What is expected => The answer must consist of each line below that contains the word "with", copied in full.

-- Source material follows --

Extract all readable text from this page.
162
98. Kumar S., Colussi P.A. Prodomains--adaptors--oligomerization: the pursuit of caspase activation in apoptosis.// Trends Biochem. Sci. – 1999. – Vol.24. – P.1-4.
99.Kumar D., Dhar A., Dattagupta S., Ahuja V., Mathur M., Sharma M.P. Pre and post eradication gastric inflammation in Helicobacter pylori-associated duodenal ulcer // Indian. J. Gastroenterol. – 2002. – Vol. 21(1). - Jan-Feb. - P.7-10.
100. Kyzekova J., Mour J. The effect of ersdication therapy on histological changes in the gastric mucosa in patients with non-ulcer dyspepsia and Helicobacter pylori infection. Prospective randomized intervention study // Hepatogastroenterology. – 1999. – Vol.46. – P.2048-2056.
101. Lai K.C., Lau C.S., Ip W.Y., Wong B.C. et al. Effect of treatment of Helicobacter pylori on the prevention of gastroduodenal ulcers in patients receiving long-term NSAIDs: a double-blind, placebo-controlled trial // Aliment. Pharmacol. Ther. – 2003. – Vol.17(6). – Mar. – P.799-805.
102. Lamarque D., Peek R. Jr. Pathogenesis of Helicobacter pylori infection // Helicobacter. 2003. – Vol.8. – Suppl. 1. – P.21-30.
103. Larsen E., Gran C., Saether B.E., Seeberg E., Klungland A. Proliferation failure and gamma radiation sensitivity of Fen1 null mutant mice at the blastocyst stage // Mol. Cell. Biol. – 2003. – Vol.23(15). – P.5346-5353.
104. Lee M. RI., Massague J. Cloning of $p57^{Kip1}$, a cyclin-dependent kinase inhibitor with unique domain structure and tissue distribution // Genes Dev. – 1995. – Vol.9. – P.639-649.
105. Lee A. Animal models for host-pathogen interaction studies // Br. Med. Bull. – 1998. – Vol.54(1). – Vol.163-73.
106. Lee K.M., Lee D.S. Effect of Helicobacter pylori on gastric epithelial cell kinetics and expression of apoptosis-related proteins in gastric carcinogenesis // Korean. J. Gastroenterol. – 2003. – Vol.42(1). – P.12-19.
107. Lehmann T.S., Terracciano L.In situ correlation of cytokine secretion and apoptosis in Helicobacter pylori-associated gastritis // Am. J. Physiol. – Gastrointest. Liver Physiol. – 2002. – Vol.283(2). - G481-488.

-- Source material concluded --

Exercise answer =>
100. Kyzekova J., Mour J. The effect of ersdication therapy on histological changes in the gastric mucosa in patients with non-ulcer dyspepsia and Helicobacter pylori infection. Prospective randomized intervention study // Hepatogastroenterology. – 1999. – Vol.46. – P.2048-2056.
104. Lee M. RI., Massague J. Cloning of $p57^{Kip1}$, a cyclin-dependent kinase inhibitor with unique domain structure and tissue distribution // Genes Dev. – 1995. – Vol.9. – P.639-649.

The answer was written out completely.